- **What to work on**:
Render the items, from the start through the line that contains "logo-bird-icon[interactable] [0,2,56,58]", as a Markdown table with columns Row and Line. Give each line its own numbered row and leave out blank lines.

- **Task data**:
☆ ☆ ☆ ☆

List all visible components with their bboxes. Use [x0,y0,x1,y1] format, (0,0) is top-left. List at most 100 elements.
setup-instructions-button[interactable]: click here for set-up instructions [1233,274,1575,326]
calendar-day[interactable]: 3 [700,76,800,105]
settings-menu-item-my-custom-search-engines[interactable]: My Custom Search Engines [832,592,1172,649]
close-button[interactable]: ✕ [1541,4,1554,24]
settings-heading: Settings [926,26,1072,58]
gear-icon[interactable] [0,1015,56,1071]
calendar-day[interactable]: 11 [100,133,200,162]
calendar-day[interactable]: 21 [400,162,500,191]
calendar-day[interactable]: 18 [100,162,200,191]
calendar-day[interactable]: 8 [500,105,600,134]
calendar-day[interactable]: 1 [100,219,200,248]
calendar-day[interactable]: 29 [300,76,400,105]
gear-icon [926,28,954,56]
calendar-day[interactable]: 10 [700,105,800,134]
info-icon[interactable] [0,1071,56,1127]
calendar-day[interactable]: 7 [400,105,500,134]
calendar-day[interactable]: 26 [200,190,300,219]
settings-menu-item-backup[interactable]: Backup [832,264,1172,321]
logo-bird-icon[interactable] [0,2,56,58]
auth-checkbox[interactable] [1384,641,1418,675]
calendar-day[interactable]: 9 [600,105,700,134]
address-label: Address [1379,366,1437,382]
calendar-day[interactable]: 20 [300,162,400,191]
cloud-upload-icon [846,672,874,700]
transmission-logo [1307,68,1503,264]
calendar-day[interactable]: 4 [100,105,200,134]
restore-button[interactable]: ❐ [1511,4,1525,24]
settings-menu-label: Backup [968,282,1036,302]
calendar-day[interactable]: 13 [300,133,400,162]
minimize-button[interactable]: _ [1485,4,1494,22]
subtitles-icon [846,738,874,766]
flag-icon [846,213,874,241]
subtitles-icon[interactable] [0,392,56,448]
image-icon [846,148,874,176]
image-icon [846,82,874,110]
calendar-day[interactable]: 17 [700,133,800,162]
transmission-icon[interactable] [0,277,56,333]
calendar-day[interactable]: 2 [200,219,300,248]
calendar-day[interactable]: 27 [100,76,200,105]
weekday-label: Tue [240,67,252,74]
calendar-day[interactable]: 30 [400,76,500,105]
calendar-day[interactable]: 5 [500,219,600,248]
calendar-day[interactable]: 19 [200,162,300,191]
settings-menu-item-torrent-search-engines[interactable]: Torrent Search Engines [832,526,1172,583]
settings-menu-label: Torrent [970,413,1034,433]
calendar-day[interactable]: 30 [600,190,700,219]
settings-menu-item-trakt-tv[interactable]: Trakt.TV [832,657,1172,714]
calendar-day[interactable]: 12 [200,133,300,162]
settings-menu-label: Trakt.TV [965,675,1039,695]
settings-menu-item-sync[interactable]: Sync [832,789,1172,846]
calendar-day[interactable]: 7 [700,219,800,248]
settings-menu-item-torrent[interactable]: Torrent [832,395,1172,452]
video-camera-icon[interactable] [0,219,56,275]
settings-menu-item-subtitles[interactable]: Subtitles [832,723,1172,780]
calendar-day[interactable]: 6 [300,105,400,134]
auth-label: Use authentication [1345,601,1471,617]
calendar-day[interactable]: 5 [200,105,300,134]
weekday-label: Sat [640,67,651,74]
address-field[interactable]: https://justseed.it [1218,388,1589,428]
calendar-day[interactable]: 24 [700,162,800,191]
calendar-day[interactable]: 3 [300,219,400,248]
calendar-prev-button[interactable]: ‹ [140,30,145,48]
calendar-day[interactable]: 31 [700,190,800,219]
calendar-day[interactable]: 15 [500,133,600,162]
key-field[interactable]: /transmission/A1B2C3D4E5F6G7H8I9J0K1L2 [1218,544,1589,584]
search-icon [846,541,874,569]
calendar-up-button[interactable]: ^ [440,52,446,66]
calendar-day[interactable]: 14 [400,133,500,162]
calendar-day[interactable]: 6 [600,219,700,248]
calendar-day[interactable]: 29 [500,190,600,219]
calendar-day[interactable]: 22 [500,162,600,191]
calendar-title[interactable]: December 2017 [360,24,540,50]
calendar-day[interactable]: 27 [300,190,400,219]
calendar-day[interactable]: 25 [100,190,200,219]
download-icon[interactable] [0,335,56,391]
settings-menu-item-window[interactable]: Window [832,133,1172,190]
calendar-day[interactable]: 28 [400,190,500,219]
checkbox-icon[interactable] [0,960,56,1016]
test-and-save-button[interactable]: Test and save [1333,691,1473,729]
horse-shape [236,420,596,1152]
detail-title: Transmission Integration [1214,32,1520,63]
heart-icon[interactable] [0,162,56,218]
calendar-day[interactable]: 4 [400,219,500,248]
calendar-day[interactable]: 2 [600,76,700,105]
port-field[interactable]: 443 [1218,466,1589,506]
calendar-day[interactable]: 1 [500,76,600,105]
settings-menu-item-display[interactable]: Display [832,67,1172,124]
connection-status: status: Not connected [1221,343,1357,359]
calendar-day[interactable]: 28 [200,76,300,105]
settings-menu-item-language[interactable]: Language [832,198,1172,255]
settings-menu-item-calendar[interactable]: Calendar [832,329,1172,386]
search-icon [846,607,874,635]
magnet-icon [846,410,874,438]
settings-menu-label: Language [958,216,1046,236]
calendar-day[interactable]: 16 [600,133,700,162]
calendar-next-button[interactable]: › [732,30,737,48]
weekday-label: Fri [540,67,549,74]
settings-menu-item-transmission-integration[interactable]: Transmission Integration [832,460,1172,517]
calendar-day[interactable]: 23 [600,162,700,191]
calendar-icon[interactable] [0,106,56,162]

☆ ☆ ☆ ☆

- **Exercise output**:
| Row | Line |
|---|---|
| 1 | List all visible components with their bboxes. Use [x0,y0,x1,y1] format, (0,0) is top-left. List at most 100 elements. |
| 2 | setup-instructions-button[interactable]: click here for set-up instructions [1233,274,1575,326] |
| 3 | calendar-day[interactable]: 3 [700,76,800,105] |
| 4 | settings-menu-item-my-custom-search-engines[interactable]: My Custom Search Engines [832,592,1172,649] |
| 5 | close-button[interactable]: ✕ [1541,4,1554,24] |
| 6 | settings-heading: Settings [926,26,1072,58] |
| 7 | gear-icon[interactable] [0,1015,56,1071] |
| 8 | calendar-day[interactable]: 11 [100,133,200,162] |
| 9 | calendar-day[interactable]: 21 [400,162,500,191] |
| 10 | calendar-day[interactable]: 18 [100,162,200,191] |
| 11 | calendar-day[interactable]: 8 [500,105,600,134] |
| 12 | calendar-day[interactable]: 1 [100,219,200,248] |
| 13 | calendar-day[interactable]: 29 [300,76,400,105] |
| 14 | gear-icon [926,28,954,56] |
| 15 | calendar-day[interactable]: 10 [700,105,800,134] |
| 16 | info-icon[interactable] [0,1071,56,1127] |
| 17 | calendar-day[interactable]: 7 [400,105,500,134] |
| 18 | calendar-day[interactable]: 26 [200,190,300,219] |
| 19 | settings-menu-item-backup[interactable]: Backup [832,264,1172,321] |
| 20 | logo-bird-icon[interactable] [0,2,56,58] |